— 抜粋本文 —
戦国時代の南総は「南総里見八犬伝」のモデルになった武将里見氏の支配する地で、
里見氏は館山城を居城としていました。里見氏は当初、小田原北条氏と関東の覇権をめぐって争うほどの力をもち、上総・安房2国を支配した大名でしたが、豊臣秀吉による小田原侵攻の際に参陣が遅れた事などを理由に上総を没収され、安房一国のみを安堵されます。次ぎに関ヶ原の戦いでは、家康側に属して戦い、鹿島3万石を加増され12万2000石の大名となるも、慶長19年に起きた大久保長安・忠隣事件に連座して安房9万2000石を没収。遠く離れた山陰の伯耆倉吉に左遷されてしまいます。
秀吉や家康は共に里見氏の存在を快く思わず、因縁に近い謀略によって没落させられた里見氏は倉吉の地で失意のうちにこの世を去り、追い打ちをかける様に里見家は無嗣改易となってお家お取り潰しとなります。このとき八人の家臣が藩主の後を追って殉死しました。この出来事は、後に江戸時代の作家、滝沢馬琴によって生み出されたファンタジー長編物語「南総里見八犬伝」のモデルとなったと言われます。

— 作業指示 —
a – 里見氏に関する文章によると、関ヶ原の戦いで家康側についた里見氏は、加増されて何石の大名になったか。
b – 里見氏に関する文章の続きを、最後の文の後から書いてください。

— データ抜粋 —
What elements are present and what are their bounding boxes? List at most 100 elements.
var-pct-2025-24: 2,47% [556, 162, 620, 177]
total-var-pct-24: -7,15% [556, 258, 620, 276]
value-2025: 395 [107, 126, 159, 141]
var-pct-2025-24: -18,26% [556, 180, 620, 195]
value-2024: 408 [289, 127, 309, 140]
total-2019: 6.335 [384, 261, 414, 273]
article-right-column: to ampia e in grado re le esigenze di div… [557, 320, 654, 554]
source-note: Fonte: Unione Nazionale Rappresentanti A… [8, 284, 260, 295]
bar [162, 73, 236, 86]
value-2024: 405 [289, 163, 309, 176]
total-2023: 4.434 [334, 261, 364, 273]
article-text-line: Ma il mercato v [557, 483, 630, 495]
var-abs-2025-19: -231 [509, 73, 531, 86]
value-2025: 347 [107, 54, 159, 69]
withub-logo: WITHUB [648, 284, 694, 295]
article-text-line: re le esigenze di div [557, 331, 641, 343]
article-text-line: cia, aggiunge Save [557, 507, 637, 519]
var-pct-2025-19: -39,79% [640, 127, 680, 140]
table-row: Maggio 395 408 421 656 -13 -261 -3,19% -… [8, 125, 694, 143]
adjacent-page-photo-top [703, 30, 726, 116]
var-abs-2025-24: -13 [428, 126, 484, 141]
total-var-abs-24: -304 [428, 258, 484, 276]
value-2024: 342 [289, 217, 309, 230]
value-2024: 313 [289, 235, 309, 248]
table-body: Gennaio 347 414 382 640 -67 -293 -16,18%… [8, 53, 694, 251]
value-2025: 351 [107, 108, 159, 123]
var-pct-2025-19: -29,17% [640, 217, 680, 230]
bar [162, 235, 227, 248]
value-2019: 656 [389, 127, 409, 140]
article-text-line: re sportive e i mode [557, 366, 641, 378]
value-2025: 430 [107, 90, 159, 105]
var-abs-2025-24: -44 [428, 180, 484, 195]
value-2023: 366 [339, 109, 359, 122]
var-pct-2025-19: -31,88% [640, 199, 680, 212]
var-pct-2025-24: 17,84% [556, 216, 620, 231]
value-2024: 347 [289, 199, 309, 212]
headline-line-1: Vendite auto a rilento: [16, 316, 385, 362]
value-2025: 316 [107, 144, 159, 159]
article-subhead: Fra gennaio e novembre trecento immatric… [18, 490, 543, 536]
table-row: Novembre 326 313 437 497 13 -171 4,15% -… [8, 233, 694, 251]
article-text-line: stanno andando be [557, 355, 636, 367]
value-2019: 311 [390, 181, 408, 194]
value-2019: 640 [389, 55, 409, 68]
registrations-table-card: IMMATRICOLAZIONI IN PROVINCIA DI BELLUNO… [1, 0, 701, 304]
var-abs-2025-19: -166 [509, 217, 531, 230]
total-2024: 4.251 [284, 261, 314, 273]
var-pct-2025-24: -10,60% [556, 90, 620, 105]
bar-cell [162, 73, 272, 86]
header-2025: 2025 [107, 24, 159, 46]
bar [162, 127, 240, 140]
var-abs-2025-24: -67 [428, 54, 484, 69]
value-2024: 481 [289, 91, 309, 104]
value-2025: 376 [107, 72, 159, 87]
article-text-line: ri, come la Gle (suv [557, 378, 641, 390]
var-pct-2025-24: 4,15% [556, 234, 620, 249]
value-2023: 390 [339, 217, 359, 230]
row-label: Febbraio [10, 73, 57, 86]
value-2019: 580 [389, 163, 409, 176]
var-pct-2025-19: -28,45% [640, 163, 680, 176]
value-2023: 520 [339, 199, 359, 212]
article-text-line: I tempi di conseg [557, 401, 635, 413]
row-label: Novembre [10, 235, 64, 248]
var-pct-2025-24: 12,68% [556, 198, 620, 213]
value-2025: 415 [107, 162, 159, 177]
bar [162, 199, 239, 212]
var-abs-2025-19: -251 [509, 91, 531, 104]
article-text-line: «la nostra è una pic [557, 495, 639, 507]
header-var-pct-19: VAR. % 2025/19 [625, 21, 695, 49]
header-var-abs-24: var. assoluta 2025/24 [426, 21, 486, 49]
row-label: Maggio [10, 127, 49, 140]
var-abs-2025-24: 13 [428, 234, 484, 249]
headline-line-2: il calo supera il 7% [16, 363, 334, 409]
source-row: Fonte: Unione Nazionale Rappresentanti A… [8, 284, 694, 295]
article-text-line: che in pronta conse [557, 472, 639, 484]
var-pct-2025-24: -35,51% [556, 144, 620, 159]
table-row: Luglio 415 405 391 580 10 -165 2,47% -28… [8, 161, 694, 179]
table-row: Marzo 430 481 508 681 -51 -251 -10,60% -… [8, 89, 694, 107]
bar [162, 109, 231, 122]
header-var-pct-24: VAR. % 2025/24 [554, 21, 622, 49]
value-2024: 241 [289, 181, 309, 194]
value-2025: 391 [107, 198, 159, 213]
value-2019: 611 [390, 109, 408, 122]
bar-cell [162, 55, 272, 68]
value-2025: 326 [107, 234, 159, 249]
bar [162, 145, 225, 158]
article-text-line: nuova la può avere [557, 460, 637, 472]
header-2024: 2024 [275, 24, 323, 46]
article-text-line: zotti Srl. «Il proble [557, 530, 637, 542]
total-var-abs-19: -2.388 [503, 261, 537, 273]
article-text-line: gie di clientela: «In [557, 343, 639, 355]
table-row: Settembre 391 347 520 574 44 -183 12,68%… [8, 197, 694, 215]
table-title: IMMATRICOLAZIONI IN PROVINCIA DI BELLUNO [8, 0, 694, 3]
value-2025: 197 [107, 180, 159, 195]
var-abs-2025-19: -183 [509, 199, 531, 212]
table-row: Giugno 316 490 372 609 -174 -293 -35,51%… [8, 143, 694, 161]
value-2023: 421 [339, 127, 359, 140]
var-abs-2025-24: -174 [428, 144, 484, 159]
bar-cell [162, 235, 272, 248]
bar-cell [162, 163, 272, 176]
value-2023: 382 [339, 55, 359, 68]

— 解答 —
a – 12万2000石の大名になった。

b –
現在の館山市の中心市街地は、里見氏が左遷された後にこの館山に成立した旧館山藩の陣屋町である館山市北側の館山地区と旧北条藩の陣屋町だった南側の北条町からなります。今回は古い町並みが多く残る南側の北条町を紹介します。
北条という地名は古代国衙領の単位で、北条の他に南条の地名も郊外に見られます。
北条藩は駿河大納言と称された徳川忠長の家老として仕えていた屋代忠正が、忠長の改易後にその連座を赦され、安房国内に1万石を与えられて北条藩を立藩した事に始まります。しかし1万石の小藩でありながら歴代藩主は幕府要職に就いた結果、藩は慢性的な財政難となります。
これを打開する為、強引な財政再建を行った結果「万石騒動」を初めとする大規模一揆を幾度も引き起こし、その責任によって屋代家北条藩は、わずか3代でお取り潰しとなってしまいます。
享保10年(1725年)水野忠定が信濃国から安房北条に1万2000石で移封され、再び北条藩が立藩。三代継いで水野忠韶の時、江戸湾防備の関係から安房の所領を収公され、居館を上総国市原郡椎津村に移して鶴牧藩と改名し北条藩は廃藩となります。
この時代の北条陣屋は現在の館山消防署・北条病院・館山警察署のあたりだった言われています。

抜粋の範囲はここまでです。